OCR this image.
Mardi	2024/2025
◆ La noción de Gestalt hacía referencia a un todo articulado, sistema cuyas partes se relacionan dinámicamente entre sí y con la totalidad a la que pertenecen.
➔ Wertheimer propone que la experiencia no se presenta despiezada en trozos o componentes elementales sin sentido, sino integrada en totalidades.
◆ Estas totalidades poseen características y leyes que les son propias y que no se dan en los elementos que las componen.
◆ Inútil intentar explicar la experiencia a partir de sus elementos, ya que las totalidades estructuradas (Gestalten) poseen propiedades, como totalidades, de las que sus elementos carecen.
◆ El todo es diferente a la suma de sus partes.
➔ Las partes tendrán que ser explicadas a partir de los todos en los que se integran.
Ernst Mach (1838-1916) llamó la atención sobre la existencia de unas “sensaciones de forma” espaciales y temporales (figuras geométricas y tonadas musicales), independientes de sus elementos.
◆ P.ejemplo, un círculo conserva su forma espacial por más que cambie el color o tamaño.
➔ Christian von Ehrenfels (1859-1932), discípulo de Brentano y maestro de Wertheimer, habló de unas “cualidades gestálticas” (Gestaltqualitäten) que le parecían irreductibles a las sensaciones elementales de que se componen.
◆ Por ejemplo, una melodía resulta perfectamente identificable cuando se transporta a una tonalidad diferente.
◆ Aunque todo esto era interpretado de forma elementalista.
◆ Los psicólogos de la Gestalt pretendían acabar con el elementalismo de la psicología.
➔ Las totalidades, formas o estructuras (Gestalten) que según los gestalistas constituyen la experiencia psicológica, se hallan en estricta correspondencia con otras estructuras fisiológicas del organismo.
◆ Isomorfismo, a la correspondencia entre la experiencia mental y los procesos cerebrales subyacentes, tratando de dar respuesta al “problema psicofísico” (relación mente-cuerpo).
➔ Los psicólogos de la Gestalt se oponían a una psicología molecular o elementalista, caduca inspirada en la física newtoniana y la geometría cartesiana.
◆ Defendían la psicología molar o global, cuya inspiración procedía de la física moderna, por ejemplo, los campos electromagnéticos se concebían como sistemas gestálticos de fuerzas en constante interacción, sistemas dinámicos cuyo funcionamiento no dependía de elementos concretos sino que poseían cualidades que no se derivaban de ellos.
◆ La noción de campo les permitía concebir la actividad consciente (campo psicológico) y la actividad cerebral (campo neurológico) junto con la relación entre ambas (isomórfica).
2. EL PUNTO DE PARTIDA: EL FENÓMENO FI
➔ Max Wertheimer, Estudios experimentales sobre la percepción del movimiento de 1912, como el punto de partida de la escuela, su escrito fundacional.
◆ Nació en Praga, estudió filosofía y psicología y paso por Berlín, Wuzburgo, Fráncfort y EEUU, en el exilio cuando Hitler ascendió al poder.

==

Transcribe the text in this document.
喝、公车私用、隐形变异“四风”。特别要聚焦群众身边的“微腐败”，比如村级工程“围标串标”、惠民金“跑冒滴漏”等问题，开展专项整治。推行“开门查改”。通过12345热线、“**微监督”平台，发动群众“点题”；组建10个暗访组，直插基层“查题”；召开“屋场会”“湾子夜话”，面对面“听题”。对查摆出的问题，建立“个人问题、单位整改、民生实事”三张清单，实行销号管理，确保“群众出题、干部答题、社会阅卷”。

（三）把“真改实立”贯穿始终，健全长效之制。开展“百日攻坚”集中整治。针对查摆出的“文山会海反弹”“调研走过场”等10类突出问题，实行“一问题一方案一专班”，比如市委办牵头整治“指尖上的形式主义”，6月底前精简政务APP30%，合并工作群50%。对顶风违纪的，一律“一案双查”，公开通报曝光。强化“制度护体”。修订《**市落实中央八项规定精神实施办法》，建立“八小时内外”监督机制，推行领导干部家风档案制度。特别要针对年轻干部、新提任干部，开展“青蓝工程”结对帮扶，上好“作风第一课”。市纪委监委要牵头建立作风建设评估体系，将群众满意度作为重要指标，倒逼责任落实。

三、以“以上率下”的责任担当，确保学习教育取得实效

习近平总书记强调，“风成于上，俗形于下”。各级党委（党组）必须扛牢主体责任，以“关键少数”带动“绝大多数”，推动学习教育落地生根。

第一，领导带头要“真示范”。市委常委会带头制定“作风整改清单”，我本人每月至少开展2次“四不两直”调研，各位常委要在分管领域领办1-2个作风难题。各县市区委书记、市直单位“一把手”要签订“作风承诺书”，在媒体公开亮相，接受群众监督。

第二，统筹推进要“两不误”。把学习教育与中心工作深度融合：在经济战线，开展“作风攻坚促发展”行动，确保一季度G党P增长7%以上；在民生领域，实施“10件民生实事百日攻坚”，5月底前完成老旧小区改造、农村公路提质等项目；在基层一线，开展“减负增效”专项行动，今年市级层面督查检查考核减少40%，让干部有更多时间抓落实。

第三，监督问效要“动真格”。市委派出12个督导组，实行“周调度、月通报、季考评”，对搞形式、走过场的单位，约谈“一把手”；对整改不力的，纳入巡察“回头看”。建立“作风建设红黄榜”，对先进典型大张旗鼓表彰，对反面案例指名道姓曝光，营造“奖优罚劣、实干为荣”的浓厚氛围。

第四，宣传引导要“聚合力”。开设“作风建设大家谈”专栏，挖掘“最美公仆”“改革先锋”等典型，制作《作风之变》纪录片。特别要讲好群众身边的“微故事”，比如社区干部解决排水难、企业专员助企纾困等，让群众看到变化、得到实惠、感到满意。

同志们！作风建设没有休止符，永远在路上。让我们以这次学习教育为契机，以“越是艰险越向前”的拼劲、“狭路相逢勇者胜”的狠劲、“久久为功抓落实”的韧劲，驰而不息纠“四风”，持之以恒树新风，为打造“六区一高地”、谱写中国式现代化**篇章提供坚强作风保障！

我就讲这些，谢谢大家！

EXERCISE REQUIREMENTS:
Report each line of the material above where the word "elementalista" appears.

RESPONSE BELOW:
◆ Aunque todo esto era interpretado de forma elementalista.
➔ Los psicólogos de la Gestalt se oponían a una psicología molecular o elementalista, caduca inspirada en la física newtoniana y la geometría cartesiana.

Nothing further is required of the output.